• Objective: Select and reproduce each line of the listing below that bears the string "Drei".
[Given information start]
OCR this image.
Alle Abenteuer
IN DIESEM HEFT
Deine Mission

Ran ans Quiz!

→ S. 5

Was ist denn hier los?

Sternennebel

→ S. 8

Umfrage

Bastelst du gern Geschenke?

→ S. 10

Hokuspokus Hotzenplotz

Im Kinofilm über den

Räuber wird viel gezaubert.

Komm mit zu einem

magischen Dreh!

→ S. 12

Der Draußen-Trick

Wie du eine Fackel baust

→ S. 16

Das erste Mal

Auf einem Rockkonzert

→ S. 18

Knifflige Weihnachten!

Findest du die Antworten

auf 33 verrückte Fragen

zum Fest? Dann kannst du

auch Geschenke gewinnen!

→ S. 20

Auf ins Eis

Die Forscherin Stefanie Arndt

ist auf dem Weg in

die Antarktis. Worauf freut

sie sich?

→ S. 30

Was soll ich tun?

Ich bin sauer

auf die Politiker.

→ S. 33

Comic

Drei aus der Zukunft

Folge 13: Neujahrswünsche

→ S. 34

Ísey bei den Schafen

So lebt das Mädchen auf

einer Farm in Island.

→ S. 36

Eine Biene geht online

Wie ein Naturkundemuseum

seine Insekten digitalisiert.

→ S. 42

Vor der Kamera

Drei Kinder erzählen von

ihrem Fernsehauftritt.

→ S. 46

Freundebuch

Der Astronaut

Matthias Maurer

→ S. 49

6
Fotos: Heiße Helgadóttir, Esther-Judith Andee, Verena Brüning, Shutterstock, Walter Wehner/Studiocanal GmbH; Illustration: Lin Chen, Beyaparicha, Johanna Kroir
[Given information end]
[Given information start]
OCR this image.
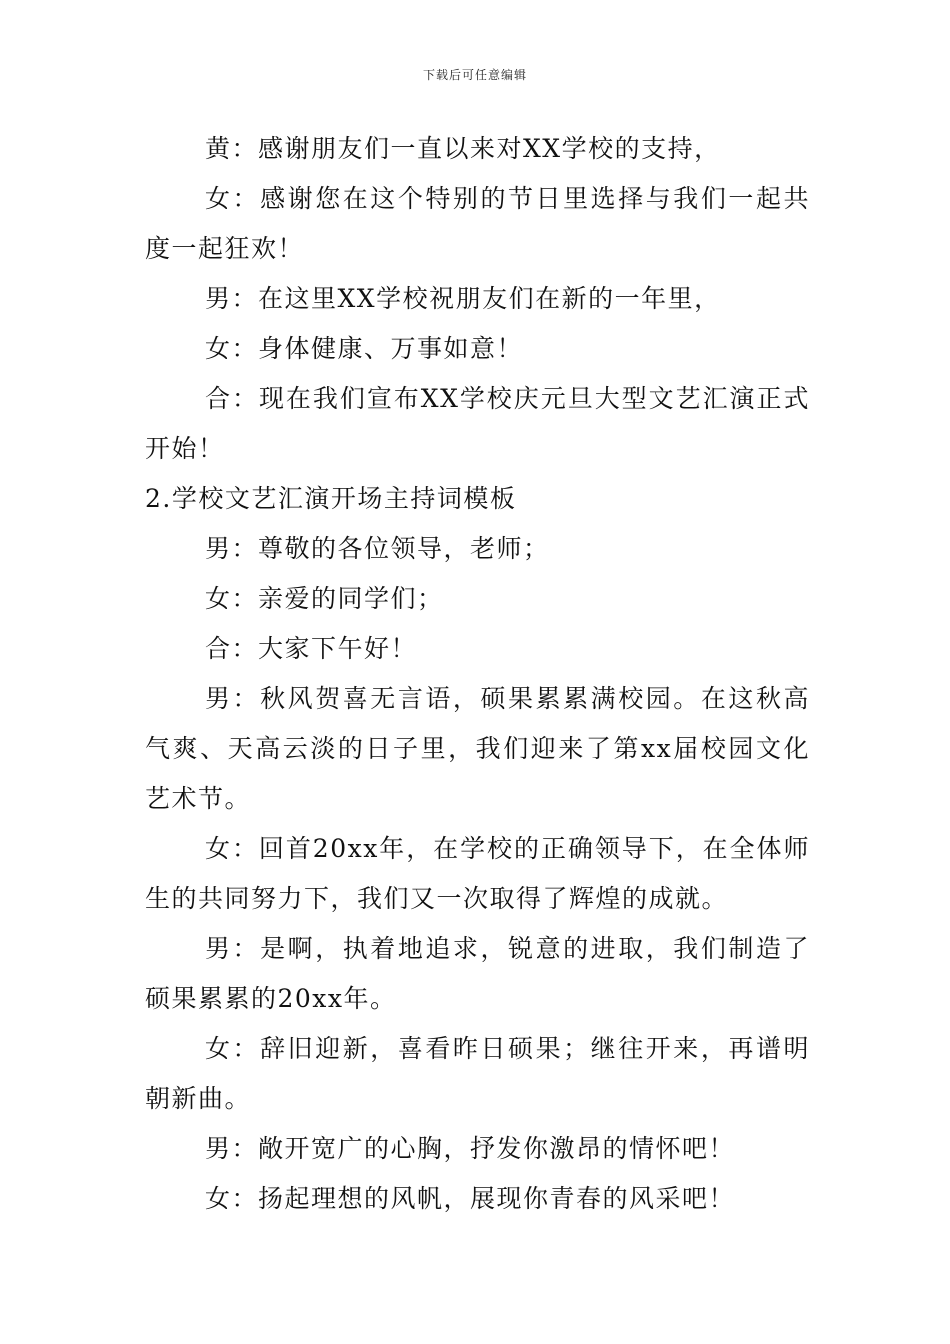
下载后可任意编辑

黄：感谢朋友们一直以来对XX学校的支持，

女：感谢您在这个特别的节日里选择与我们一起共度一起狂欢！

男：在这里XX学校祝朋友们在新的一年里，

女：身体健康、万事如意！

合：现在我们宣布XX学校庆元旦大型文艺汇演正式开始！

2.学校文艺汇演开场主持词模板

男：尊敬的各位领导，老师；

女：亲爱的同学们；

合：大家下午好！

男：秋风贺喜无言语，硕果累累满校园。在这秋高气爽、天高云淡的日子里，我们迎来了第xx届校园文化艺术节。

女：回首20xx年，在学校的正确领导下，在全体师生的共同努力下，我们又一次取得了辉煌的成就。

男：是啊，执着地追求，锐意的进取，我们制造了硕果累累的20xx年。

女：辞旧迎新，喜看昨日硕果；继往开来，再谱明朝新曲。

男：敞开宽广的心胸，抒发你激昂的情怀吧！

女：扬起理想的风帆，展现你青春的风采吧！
[Given information end]
• Correct answer:
Drei aus der Zukunft
Drei Kinder erzählen von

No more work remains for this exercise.